A block of data:
※
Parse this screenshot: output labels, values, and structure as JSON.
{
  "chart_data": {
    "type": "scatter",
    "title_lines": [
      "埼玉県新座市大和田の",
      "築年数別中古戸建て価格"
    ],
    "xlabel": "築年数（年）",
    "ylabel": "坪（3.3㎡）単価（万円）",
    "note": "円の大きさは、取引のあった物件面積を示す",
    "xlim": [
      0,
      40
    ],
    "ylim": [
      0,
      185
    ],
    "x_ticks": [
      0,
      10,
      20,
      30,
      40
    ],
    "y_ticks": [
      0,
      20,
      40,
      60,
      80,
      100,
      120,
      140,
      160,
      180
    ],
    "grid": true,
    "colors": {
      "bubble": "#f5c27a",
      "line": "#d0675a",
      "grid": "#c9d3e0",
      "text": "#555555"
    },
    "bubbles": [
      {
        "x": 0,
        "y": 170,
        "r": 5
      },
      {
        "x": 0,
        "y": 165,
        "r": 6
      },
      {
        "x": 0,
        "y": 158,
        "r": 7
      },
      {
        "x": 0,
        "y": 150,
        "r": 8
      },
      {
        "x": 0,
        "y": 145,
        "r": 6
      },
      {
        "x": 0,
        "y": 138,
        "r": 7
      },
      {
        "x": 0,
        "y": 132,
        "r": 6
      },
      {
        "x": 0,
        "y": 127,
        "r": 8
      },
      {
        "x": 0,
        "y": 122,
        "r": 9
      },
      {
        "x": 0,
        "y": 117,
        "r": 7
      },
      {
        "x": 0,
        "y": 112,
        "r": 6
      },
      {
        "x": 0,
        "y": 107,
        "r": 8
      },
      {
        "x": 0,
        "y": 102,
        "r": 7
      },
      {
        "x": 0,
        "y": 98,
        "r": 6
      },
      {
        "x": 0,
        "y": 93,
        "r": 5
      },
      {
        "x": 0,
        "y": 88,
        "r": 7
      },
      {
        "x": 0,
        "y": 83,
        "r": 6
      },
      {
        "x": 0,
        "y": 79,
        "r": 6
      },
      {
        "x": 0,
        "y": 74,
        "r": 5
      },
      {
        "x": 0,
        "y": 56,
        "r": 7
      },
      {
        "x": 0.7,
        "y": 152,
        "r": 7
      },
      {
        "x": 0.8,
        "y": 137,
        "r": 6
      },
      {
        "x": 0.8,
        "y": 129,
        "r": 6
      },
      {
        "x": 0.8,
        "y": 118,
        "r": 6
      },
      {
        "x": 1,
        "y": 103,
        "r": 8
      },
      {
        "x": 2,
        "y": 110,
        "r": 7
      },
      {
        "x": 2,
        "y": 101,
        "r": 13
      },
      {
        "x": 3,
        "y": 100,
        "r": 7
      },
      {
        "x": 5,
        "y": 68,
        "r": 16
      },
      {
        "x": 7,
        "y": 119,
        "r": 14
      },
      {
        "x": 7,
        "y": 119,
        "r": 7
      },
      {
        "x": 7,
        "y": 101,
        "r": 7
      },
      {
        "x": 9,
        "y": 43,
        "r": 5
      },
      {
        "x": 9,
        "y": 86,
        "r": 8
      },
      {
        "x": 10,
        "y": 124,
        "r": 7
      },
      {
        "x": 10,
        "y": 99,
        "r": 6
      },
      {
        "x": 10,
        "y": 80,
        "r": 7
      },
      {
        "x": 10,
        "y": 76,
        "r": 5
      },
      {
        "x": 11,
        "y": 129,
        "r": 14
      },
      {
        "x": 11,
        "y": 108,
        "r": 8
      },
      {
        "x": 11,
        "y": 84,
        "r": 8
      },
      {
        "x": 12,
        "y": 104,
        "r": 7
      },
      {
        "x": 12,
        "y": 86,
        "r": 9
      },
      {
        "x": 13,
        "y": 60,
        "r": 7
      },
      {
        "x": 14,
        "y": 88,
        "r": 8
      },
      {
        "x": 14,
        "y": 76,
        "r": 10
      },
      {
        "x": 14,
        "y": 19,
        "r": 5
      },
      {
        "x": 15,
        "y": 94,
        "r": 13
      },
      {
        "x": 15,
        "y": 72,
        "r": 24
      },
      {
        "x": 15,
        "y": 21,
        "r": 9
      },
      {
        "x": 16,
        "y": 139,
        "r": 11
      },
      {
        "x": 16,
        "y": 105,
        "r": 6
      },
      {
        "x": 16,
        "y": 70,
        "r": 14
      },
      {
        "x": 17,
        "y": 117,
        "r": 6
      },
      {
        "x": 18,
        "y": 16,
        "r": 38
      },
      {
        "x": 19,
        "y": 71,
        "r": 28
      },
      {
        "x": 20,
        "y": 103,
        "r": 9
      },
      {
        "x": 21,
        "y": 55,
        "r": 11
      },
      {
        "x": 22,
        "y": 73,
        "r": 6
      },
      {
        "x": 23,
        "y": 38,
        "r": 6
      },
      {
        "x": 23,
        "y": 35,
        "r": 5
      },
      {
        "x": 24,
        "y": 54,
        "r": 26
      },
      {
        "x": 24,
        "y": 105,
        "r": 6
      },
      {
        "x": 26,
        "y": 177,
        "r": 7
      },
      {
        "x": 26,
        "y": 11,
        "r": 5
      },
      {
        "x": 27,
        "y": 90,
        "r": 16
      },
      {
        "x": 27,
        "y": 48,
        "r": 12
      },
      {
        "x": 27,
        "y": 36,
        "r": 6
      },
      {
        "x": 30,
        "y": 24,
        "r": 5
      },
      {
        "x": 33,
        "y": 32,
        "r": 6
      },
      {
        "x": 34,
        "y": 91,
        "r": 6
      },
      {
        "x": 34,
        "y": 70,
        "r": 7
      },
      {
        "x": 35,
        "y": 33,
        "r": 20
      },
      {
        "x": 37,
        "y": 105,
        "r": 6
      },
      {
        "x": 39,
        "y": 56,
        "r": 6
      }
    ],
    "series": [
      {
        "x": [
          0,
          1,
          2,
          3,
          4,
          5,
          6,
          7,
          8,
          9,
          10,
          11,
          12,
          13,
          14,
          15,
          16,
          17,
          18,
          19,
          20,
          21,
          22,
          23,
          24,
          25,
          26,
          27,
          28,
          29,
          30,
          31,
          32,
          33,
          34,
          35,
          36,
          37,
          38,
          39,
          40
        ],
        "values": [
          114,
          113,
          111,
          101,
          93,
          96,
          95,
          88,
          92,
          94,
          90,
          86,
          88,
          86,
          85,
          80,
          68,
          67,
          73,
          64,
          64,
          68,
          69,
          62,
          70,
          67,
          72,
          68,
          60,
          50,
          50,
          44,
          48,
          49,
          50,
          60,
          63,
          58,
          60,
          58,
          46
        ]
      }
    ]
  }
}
※
▶ Problem: Lines that include the word "values" are to be extracted from the data above.

▶ In response:
Parse this screenshot: output labels, values, and structure as JSON.
        "values": [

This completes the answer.